Task requirements: Pull out all lines from the listing below in which the word "Community" appears.

━━━

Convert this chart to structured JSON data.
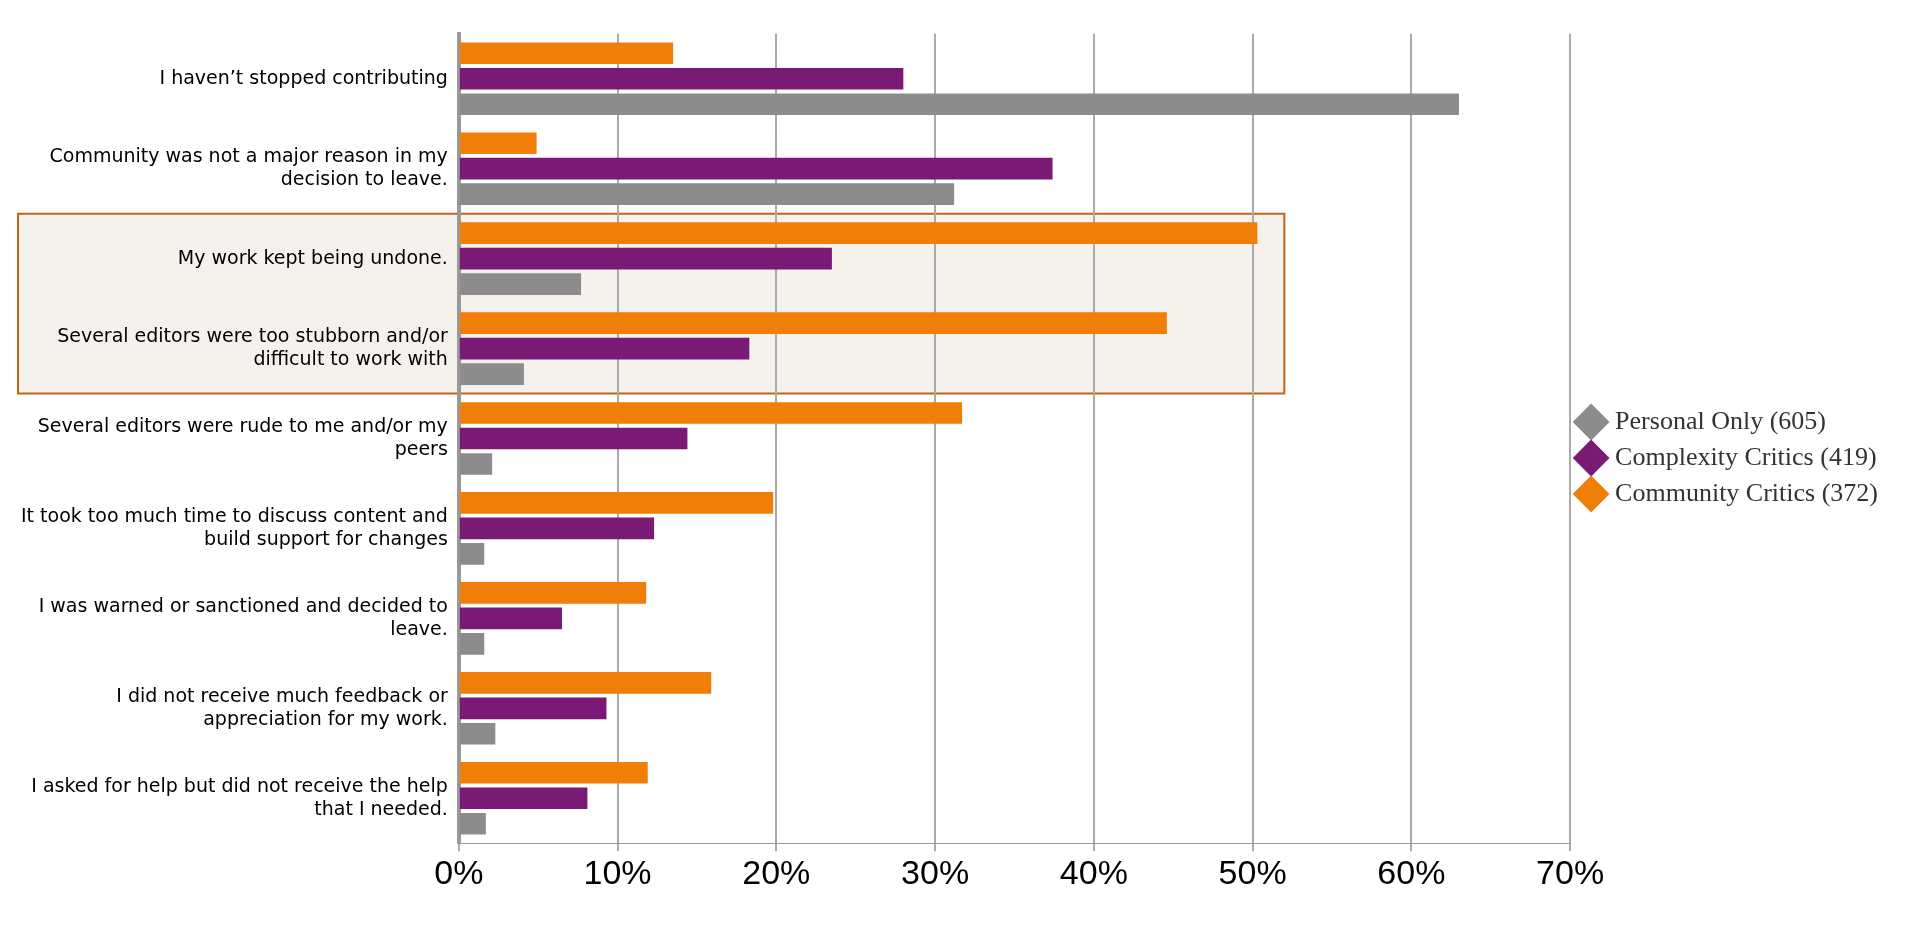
{
  "chart_data": {
    "type": "bar",
    "orientation": "horizontal",
    "categories": [
      "I haven’t stopped contributing",
      "Community was not a major reason in my decision to leave.",
      "My work kept being undone.",
      "Several editors were too stubborn and/or difficult to work with",
      "Several editors were rude to me and/or my peers",
      "It took too much time to discuss content and build support for changes",
      "I was warned or sanctioned and decided to leave.",
      "I did not receive much feedback or appreciation for my work.",
      "I asked for help but did not receive the help that I needed."
    ],
    "series": [
      {
        "name": "Community Critics (372)",
        "color": "#f07f09",
        "values": [
          13.5,
          4.9,
          50.3,
          44.6,
          31.7,
          19.8,
          11.8,
          15.9,
          11.9
        ]
      },
      {
        "name": "Complexity Critics (419)",
        "color": "#7b1a74",
        "values": [
          28,
          37.4,
          23.5,
          18.3,
          14.4,
          12.3,
          6.5,
          9.3,
          8.1
        ]
      },
      {
        "name": "Personal Only (605)",
        "color": "#8c8c8c",
        "values": [
          63,
          31.2,
          7.7,
          4.1,
          2.1,
          1.6,
          1.6,
          2.3,
          1.7
        ]
      }
    ],
    "xlim": [
      0,
      70
    ],
    "xticks": [
      {
        "value": 0,
        "label": "0%"
      },
      {
        "value": 10,
        "label": "10%"
      },
      {
        "value": 20,
        "label": "20%"
      },
      {
        "value": 30,
        "label": "30%"
      },
      {
        "value": 40,
        "label": "40%"
      },
      {
        "value": 50,
        "label": "50%"
      },
      {
        "value": 60,
        "label": "60%"
      },
      {
        "value": 70,
        "label": "70%"
      }
    ],
    "bands": [
      {
        "axis": "y",
        "from": "My work kept being undone.",
        "to": "Several editors were too stubborn and/or difficult to work with",
        "color": "#f5f1ed"
      }
    ],
    "grid": "x",
    "legend": "right",
    "marker": "diamond"
  }
}
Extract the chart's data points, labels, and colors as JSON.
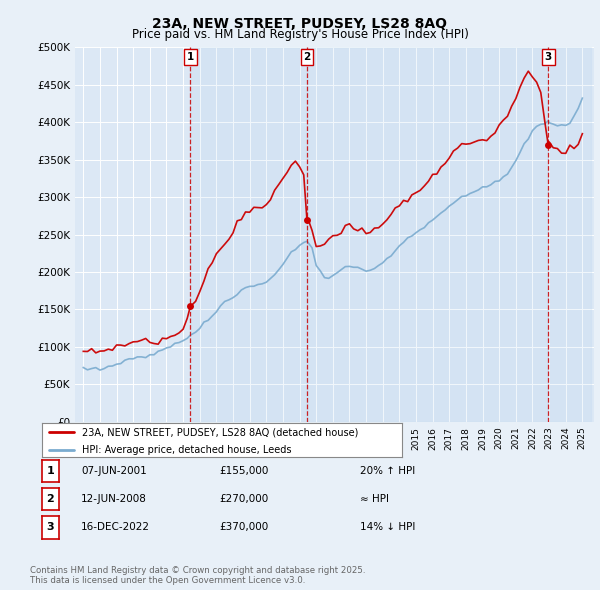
{
  "title": "23A, NEW STREET, PUDSEY, LS28 8AQ",
  "subtitle": "Price paid vs. HM Land Registry's House Price Index (HPI)",
  "bg_color": "#e8f0f8",
  "plot_bg_color": "#dce8f5",
  "ylim": [
    0,
    500000
  ],
  "yticks": [
    0,
    50000,
    100000,
    150000,
    200000,
    250000,
    300000,
    350000,
    400000,
    450000,
    500000
  ],
  "ytick_labels": [
    "£0",
    "£50K",
    "£100K",
    "£150K",
    "£200K",
    "£250K",
    "£300K",
    "£350K",
    "£400K",
    "£450K",
    "£500K"
  ],
  "sales": [
    {
      "date_num": 2001.44,
      "price": 155000,
      "label": "1"
    },
    {
      "date_num": 2008.44,
      "price": 270000,
      "label": "2"
    },
    {
      "date_num": 2022.96,
      "price": 370000,
      "label": "3"
    }
  ],
  "vline_color": "#cc0000",
  "line_color": "#cc0000",
  "hpi_color": "#7aabcf",
  "legend1_label": "23A, NEW STREET, PUDSEY, LS28 8AQ (detached house)",
  "legend2_label": "HPI: Average price, detached house, Leeds",
  "table": [
    {
      "num": "1",
      "date": "07-JUN-2001",
      "price": "£155,000",
      "rel": "20% ↑ HPI"
    },
    {
      "num": "2",
      "date": "12-JUN-2008",
      "price": "£270,000",
      "rel": "≈ HPI"
    },
    {
      "num": "3",
      "date": "16-DEC-2022",
      "price": "£370,000",
      "rel": "14% ↓ HPI"
    }
  ],
  "footer": "Contains HM Land Registry data © Crown copyright and database right 2025.\nThis data is licensed under the Open Government Licence v3.0.",
  "hpi_years": [
    1995.0,
    1995.25,
    1995.5,
    1995.75,
    1996.0,
    1996.25,
    1996.5,
    1996.75,
    1997.0,
    1997.25,
    1997.5,
    1997.75,
    1998.0,
    1998.25,
    1998.5,
    1998.75,
    1999.0,
    1999.25,
    1999.5,
    1999.75,
    2000.0,
    2000.25,
    2000.5,
    2000.75,
    2001.0,
    2001.25,
    2001.44,
    2001.5,
    2001.75,
    2002.0,
    2002.25,
    2002.5,
    2002.75,
    2003.0,
    2003.25,
    2003.5,
    2003.75,
    2004.0,
    2004.25,
    2004.5,
    2004.75,
    2005.0,
    2005.25,
    2005.5,
    2005.75,
    2006.0,
    2006.25,
    2006.5,
    2006.75,
    2007.0,
    2007.25,
    2007.5,
    2007.75,
    2008.0,
    2008.25,
    2008.44,
    2008.5,
    2008.75,
    2009.0,
    2009.25,
    2009.5,
    2009.75,
    2010.0,
    2010.25,
    2010.5,
    2010.75,
    2011.0,
    2011.25,
    2011.5,
    2011.75,
    2012.0,
    2012.25,
    2012.5,
    2012.75,
    2013.0,
    2013.25,
    2013.5,
    2013.75,
    2014.0,
    2014.25,
    2014.5,
    2014.75,
    2015.0,
    2015.25,
    2015.5,
    2015.75,
    2016.0,
    2016.25,
    2016.5,
    2016.75,
    2017.0,
    2017.25,
    2017.5,
    2017.75,
    2018.0,
    2018.25,
    2018.5,
    2018.75,
    2019.0,
    2019.25,
    2019.5,
    2019.75,
    2020.0,
    2020.25,
    2020.5,
    2020.75,
    2021.0,
    2021.25,
    2021.5,
    2021.75,
    2022.0,
    2022.25,
    2022.5,
    2022.75,
    2022.96,
    2023.0,
    2023.25,
    2023.5,
    2023.75,
    2024.0,
    2024.25,
    2024.5,
    2024.75,
    2025.0
  ],
  "hpi_values": [
    72000,
    71000,
    70000,
    71000,
    72000,
    73000,
    74000,
    75000,
    77000,
    79000,
    81000,
    83000,
    84000,
    85000,
    86000,
    87000,
    89000,
    91000,
    93000,
    96000,
    99000,
    101000,
    103000,
    106000,
    109000,
    112000,
    115000,
    116000,
    119000,
    124000,
    130000,
    136000,
    142000,
    148000,
    154000,
    159000,
    163000,
    167000,
    171000,
    175000,
    178000,
    180000,
    182000,
    183000,
    184000,
    186000,
    190000,
    196000,
    202000,
    210000,
    218000,
    226000,
    232000,
    236000,
    240000,
    242000,
    240000,
    230000,
    210000,
    200000,
    195000,
    192000,
    195000,
    198000,
    202000,
    206000,
    208000,
    207000,
    205000,
    204000,
    203000,
    204000,
    206000,
    208000,
    212000,
    217000,
    222000,
    228000,
    234000,
    240000,
    245000,
    249000,
    253000,
    257000,
    261000,
    265000,
    270000,
    274000,
    278000,
    282000,
    287000,
    292000,
    297000,
    301000,
    304000,
    307000,
    309000,
    311000,
    313000,
    315000,
    317000,
    319000,
    322000,
    326000,
    332000,
    340000,
    350000,
    360000,
    370000,
    380000,
    388000,
    394000,
    398000,
    400000,
    402000,
    400000,
    397000,
    395000,
    394000,
    396000,
    400000,
    408000,
    418000,
    430000
  ],
  "sold_years": [
    1995.0,
    1995.25,
    1995.5,
    1995.75,
    1996.0,
    1996.25,
    1996.5,
    1996.75,
    1997.0,
    1997.25,
    1997.5,
    1997.75,
    1998.0,
    1998.25,
    1998.5,
    1998.75,
    1999.0,
    1999.25,
    1999.5,
    1999.75,
    2000.0,
    2000.25,
    2000.5,
    2000.75,
    2001.0,
    2001.25,
    2001.44,
    2001.5,
    2001.75,
    2002.0,
    2002.25,
    2002.5,
    2002.75,
    2003.0,
    2003.25,
    2003.5,
    2003.75,
    2004.0,
    2004.25,
    2004.5,
    2004.75,
    2005.0,
    2005.25,
    2005.5,
    2005.75,
    2006.0,
    2006.25,
    2006.5,
    2006.75,
    2007.0,
    2007.25,
    2007.5,
    2007.75,
    2008.0,
    2008.25,
    2008.44,
    2008.5,
    2008.75,
    2009.0,
    2009.25,
    2009.5,
    2009.75,
    2010.0,
    2010.25,
    2010.5,
    2010.75,
    2011.0,
    2011.25,
    2011.5,
    2011.75,
    2012.0,
    2012.25,
    2012.5,
    2012.75,
    2013.0,
    2013.25,
    2013.5,
    2013.75,
    2014.0,
    2014.25,
    2014.5,
    2014.75,
    2015.0,
    2015.25,
    2015.5,
    2015.75,
    2016.0,
    2016.25,
    2016.5,
    2016.75,
    2017.0,
    2017.25,
    2017.5,
    2017.75,
    2018.0,
    2018.25,
    2018.5,
    2018.75,
    2019.0,
    2019.25,
    2019.5,
    2019.75,
    2020.0,
    2020.25,
    2020.5,
    2020.75,
    2021.0,
    2021.25,
    2021.5,
    2021.75,
    2022.0,
    2022.25,
    2022.5,
    2022.75,
    2022.96,
    2023.0,
    2023.25,
    2023.5,
    2023.75,
    2024.0,
    2024.25,
    2024.5,
    2024.75,
    2025.0
  ],
  "sold_values": [
    92000,
    93000,
    94000,
    95000,
    96000,
    97000,
    98000,
    99000,
    101000,
    103000,
    105000,
    107000,
    106000,
    105000,
    104000,
    104000,
    105000,
    107000,
    109000,
    111000,
    113000,
    115000,
    117000,
    119000,
    121000,
    138000,
    155000,
    158000,
    165000,
    175000,
    188000,
    200000,
    212000,
    222000,
    232000,
    240000,
    246000,
    254000,
    263000,
    272000,
    278000,
    282000,
    284000,
    285000,
    286000,
    290000,
    298000,
    308000,
    318000,
    328000,
    336000,
    342000,
    344000,
    340000,
    330000,
    270000,
    268000,
    255000,
    235000,
    232000,
    236000,
    240000,
    248000,
    252000,
    255000,
    258000,
    260000,
    258000,
    256000,
    255000,
    254000,
    255000,
    257000,
    260000,
    264000,
    270000,
    276000,
    282000,
    288000,
    294000,
    299000,
    303000,
    308000,
    312000,
    317000,
    322000,
    328000,
    334000,
    340000,
    346000,
    353000,
    359000,
    364000,
    368000,
    371000,
    373000,
    374000,
    375000,
    376000,
    378000,
    381000,
    385000,
    390000,
    398000,
    410000,
    422000,
    435000,
    448000,
    458000,
    465000,
    462000,
    455000,
    445000,
    400000,
    370000,
    375000,
    368000,
    365000,
    363000,
    362000,
    364000,
    368000,
    373000,
    380000
  ]
}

━━━

Response to the task:
      "Community was not a major reason in my decision to leave.",
        "name": "Community Critics (372)",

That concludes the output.